The exercise :: Exactly repeat the material, dropping only the pictures.

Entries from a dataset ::
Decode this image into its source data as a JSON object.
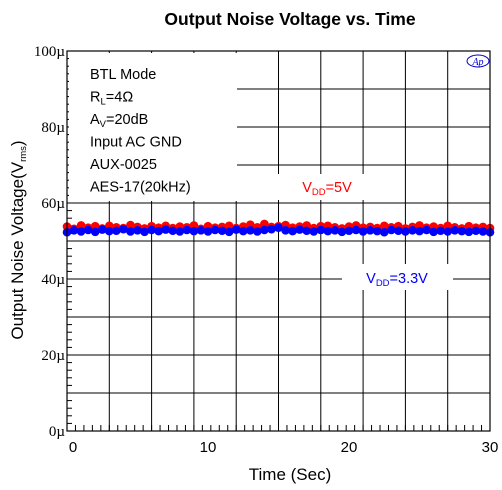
{
  "chart_data": {
    "type": "scatter",
    "title": "Output Noise Voltage  vs. Time",
    "xlabel": "Time (Sec)",
    "ylabel": {
      "main": "Output Noise Voltage(V",
      "sub": "rms",
      "close": ")"
    },
    "xlim": [
      0,
      30
    ],
    "ylim": [
      0,
      100
    ],
    "y_unit": "µV",
    "x_ticks": [
      0,
      10,
      20,
      30
    ],
    "x_tick_labels": [
      "0",
      "10",
      "20",
      "30"
    ],
    "y_ticks": [
      0,
      20,
      40,
      60,
      80,
      100
    ],
    "y_tick_labels": [
      "0µ",
      "20µ",
      "40µ",
      "60µ",
      "80µ",
      "100µ"
    ],
    "grid": true,
    "logo": "Ap",
    "annotations": [
      {
        "text": "BTL Mode"
      },
      {
        "text": "R",
        "sub": "L",
        "rest": "=4Ω"
      },
      {
        "text": "A",
        "sub": "V",
        "rest": "=20dB"
      },
      {
        "text": "Input AC GND"
      },
      {
        "text": "AUX-0025"
      },
      {
        "text": "AES-17(20kHz)"
      }
    ],
    "series": [
      {
        "name": {
          "main": "V",
          "sub": "DD",
          "rest": "=5V"
        },
        "color": "#ff0000",
        "x": [
          0.0,
          0.5,
          1.0,
          1.5,
          2.0,
          2.5,
          3.0,
          3.5,
          4.0,
          4.5,
          5.0,
          5.5,
          6.0,
          6.5,
          7.0,
          7.5,
          8.0,
          8.5,
          9.0,
          9.5,
          10.0,
          10.5,
          11.0,
          11.5,
          12.0,
          12.5,
          13.0,
          13.5,
          14.0,
          14.5,
          15.0,
          15.5,
          16.0,
          16.5,
          17.0,
          17.5,
          18.0,
          18.5,
          19.0,
          19.5,
          20.0,
          20.5,
          21.0,
          21.5,
          22.0,
          22.5,
          23.0,
          23.5,
          24.0,
          24.5,
          25.0,
          25.5,
          26.0,
          26.5,
          27.0,
          27.5,
          28.0,
          28.5,
          29.0,
          29.5,
          30.0
        ],
        "y": [
          53.8,
          53.2,
          54.1,
          53.5,
          53.9,
          53.3,
          54.0,
          53.6,
          53.4,
          54.2,
          53.7,
          53.3,
          53.9,
          53.5,
          54.0,
          53.4,
          53.8,
          53.6,
          54.1,
          53.2,
          53.9,
          53.5,
          53.7,
          54.0,
          53.4,
          53.8,
          54.3,
          53.6,
          54.5,
          53.7,
          53.9,
          54.2,
          53.5,
          53.8,
          54.1,
          53.4,
          53.9,
          54.0,
          53.6,
          53.3,
          53.8,
          54.1,
          53.5,
          53.7,
          53.4,
          54.0,
          53.6,
          53.9,
          53.3,
          53.7,
          54.1,
          53.5,
          53.8,
          53.4,
          54.0,
          53.6,
          53.3,
          53.9,
          53.5,
          53.7,
          53.4
        ]
      },
      {
        "name": {
          "main": "V",
          "sub": "DD",
          "rest": "=3.3V"
        },
        "color": "#0000ff",
        "x": [
          0.0,
          0.5,
          1.0,
          1.5,
          2.0,
          2.5,
          3.0,
          3.5,
          4.0,
          4.5,
          5.0,
          5.5,
          6.0,
          6.5,
          7.0,
          7.5,
          8.0,
          8.5,
          9.0,
          9.5,
          10.0,
          10.5,
          11.0,
          11.5,
          12.0,
          12.5,
          13.0,
          13.5,
          14.0,
          14.5,
          15.0,
          15.5,
          16.0,
          16.5,
          17.0,
          17.5,
          18.0,
          18.5,
          19.0,
          19.5,
          20.0,
          20.5,
          21.0,
          21.5,
          22.0,
          22.5,
          23.0,
          23.5,
          24.0,
          24.5,
          25.0,
          25.5,
          26.0,
          26.5,
          27.0,
          27.5,
          28.0,
          28.5,
          29.0,
          29.5,
          30.0
        ],
        "y": [
          52.3,
          52.8,
          52.5,
          52.9,
          52.4,
          53.0,
          52.6,
          52.7,
          53.1,
          52.5,
          52.8,
          52.4,
          52.9,
          52.6,
          53.0,
          52.7,
          52.5,
          52.9,
          52.6,
          52.8,
          52.5,
          52.9,
          52.7,
          52.4,
          53.0,
          52.6,
          52.8,
          52.5,
          52.9,
          53.1,
          53.5,
          52.8,
          52.6,
          53.0,
          52.7,
          52.5,
          52.9,
          52.6,
          52.8,
          52.4,
          52.7,
          52.9,
          52.5,
          52.8,
          52.6,
          52.3,
          52.9,
          52.7,
          52.5,
          52.8,
          52.6,
          52.9,
          52.4,
          52.7,
          52.5,
          52.8,
          52.6,
          52.4,
          52.7,
          52.5,
          52.3
        ]
      }
    ]
  }
}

Correct output ::
Decode this image into its source data as a JSON object.
{
  "chart_data": {
    "type": "scatter",
    "title": "Output Noise Voltage  vs. Time",
    "xlabel": "Time (Sec)",
    "ylabel": {
      "main": "Output Noise Voltage(V",
      "sub": "rms",
      "close": ")"
    },
    "xlim": [
      0,
      30
    ],
    "ylim": [
      0,
      100
    ],
    "y_unit": "µV",
    "x_ticks": [
      0,
      10,
      20,
      30
    ],
    "x_tick_labels": [
      "0",
      "10",
      "20",
      "30"
    ],
    "y_ticks": [
      0,
      20,
      40,
      60,
      80,
      100
    ],
    "y_tick_labels": [
      "0µ",
      "20µ",
      "40µ",
      "60µ",
      "80µ",
      "100µ"
    ],
    "grid": true,
    "logo": "Ap",
    "annotations": [
      {
        "text": "BTL Mode"
      },
      {
        "text": "R",
        "sub": "L",
        "rest": "=4Ω"
      },
      {
        "text": "A",
        "sub": "V",
        "rest": "=20dB"
      },
      {
        "text": "Input AC GND"
      },
      {
        "text": "AUX-0025"
      },
      {
        "text": "AES-17(20kHz)"
      }
    ],
    "series": [
      {
        "name": {
          "main": "V",
          "sub": "DD",
          "rest": "=5V"
        },
        "color": "#ff0000",
        "x": [
          0.0,
          0.5,
          1.0,
          1.5,
          2.0,
          2.5,
          3.0,
          3.5,
          4.0,
          4.5,
          5.0,
          5.5,
          6.0,
          6.5,
          7.0,
          7.5,
          8.0,
          8.5,
          9.0,
          9.5,
          10.0,
          10.5,
          11.0,
          11.5,
          12.0,
          12.5,
          13.0,
          13.5,
          14.0,
          14.5,
          15.0,
          15.5,
          16.0,
          16.5,
          17.0,
          17.5,
          18.0,
          18.5,
          19.0,
          19.5,
          20.0,
          20.5,
          21.0,
          21.5,
          22.0,
          22.5,
          23.0,
          23.5,
          24.0,
          24.5,
          25.0,
          25.5,
          26.0,
          26.5,
          27.0,
          27.5,
          28.0,
          28.5,
          29.0,
          29.5,
          30.0
        ],
        "y": [
          53.8,
          53.2,
          54.1,
          53.5,
          53.9,
          53.3,
          54.0,
          53.6,
          53.4,
          54.2,
          53.7,
          53.3,
          53.9,
          53.5,
          54.0,
          53.4,
          53.8,
          53.6,
          54.1,
          53.2,
          53.9,
          53.5,
          53.7,
          54.0,
          53.4,
          53.8,
          54.3,
          53.6,
          54.5,
          53.7,
          53.9,
          54.2,
          53.5,
          53.8,
          54.1,
          53.4,
          53.9,
          54.0,
          53.6,
          53.3,
          53.8,
          54.1,
          53.5,
          53.7,
          53.4,
          54.0,
          53.6,
          53.9,
          53.3,
          53.7,
          54.1,
          53.5,
          53.8,
          53.4,
          54.0,
          53.6,
          53.3,
          53.9,
          53.5,
          53.7,
          53.4
        ]
      },
      {
        "name": {
          "main": "V",
          "sub": "DD",
          "rest": "=3.3V"
        },
        "color": "#0000ff",
        "x": [
          0.0,
          0.5,
          1.0,
          1.5,
          2.0,
          2.5,
          3.0,
          3.5,
          4.0,
          4.5,
          5.0,
          5.5,
          6.0,
          6.5,
          7.0,
          7.5,
          8.0,
          8.5,
          9.0,
          9.5,
          10.0,
          10.5,
          11.0,
          11.5,
          12.0,
          12.5,
          13.0,
          13.5,
          14.0,
          14.5,
          15.0,
          15.5,
          16.0,
          16.5,
          17.0,
          17.5,
          18.0,
          18.5,
          19.0,
          19.5,
          20.0,
          20.5,
          21.0,
          21.5,
          22.0,
          22.5,
          23.0,
          23.5,
          24.0,
          24.5,
          25.0,
          25.5,
          26.0,
          26.5,
          27.0,
          27.5,
          28.0,
          28.5,
          29.0,
          29.5,
          30.0
        ],
        "y": [
          52.3,
          52.8,
          52.5,
          52.9,
          52.4,
          53.0,
          52.6,
          52.7,
          53.1,
          52.5,
          52.8,
          52.4,
          52.9,
          52.6,
          53.0,
          52.7,
          52.5,
          52.9,
          52.6,
          52.8,
          52.5,
          52.9,
          52.7,
          52.4,
          53.0,
          52.6,
          52.8,
          52.5,
          52.9,
          53.1,
          53.5,
          52.8,
          52.6,
          53.0,
          52.7,
          52.5,
          52.9,
          52.6,
          52.8,
          52.4,
          52.7,
          52.9,
          52.5,
          52.8,
          52.6,
          52.3,
          52.9,
          52.7,
          52.5,
          52.8,
          52.6,
          52.9,
          52.4,
          52.7,
          52.5,
          52.8,
          52.6,
          52.4,
          52.7,
          52.5,
          52.3
        ]
      }
    ]
  }
}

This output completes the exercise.